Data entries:
# # #

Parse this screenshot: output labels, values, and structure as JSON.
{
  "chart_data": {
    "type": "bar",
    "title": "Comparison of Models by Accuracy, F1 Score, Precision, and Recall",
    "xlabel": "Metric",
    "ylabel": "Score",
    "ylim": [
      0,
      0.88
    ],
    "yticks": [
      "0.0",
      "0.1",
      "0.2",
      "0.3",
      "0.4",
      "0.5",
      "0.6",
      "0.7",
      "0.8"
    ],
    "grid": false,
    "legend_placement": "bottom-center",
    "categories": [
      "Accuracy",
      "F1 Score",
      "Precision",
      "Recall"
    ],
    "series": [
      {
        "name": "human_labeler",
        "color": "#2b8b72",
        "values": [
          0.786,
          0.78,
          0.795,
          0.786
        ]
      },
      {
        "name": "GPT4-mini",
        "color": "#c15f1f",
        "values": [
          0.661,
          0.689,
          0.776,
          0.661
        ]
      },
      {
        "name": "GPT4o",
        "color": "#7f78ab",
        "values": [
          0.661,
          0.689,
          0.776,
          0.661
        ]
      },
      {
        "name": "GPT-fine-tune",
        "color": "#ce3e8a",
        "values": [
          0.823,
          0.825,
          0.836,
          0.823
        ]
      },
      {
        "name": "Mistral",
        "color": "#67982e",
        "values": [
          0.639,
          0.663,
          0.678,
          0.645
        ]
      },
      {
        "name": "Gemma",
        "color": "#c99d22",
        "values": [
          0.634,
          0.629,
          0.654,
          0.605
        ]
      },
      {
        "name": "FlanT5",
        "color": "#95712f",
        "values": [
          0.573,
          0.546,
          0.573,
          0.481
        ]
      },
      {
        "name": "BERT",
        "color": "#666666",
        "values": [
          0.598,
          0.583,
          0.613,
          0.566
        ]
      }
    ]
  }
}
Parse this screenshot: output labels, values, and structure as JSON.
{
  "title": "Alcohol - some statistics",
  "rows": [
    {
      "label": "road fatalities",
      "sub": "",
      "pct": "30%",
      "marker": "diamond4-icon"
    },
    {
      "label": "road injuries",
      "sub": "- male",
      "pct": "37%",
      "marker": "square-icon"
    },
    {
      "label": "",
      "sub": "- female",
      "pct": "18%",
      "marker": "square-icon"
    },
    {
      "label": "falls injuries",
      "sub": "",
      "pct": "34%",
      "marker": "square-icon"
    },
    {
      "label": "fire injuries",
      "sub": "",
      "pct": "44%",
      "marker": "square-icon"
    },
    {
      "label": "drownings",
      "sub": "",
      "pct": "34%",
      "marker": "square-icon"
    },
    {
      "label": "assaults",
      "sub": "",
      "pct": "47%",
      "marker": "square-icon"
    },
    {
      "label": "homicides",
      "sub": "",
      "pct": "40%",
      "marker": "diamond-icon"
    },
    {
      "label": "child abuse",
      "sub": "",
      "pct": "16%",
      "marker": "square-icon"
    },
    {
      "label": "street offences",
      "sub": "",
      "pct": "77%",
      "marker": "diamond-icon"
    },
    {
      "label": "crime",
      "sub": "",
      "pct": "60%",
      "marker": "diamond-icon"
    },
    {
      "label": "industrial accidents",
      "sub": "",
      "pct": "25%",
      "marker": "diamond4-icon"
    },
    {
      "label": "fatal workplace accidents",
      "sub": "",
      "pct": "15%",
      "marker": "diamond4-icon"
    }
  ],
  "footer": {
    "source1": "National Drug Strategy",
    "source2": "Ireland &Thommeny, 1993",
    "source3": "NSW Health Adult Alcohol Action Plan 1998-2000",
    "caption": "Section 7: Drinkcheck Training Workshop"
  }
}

# # #

Extract from the material all lines containing the string "Recall".

▶ _CORRECT OUTPUT_:
    "title": "Comparison of Models by Accuracy, F1 Score, Precision, and Recall",
      "Recall"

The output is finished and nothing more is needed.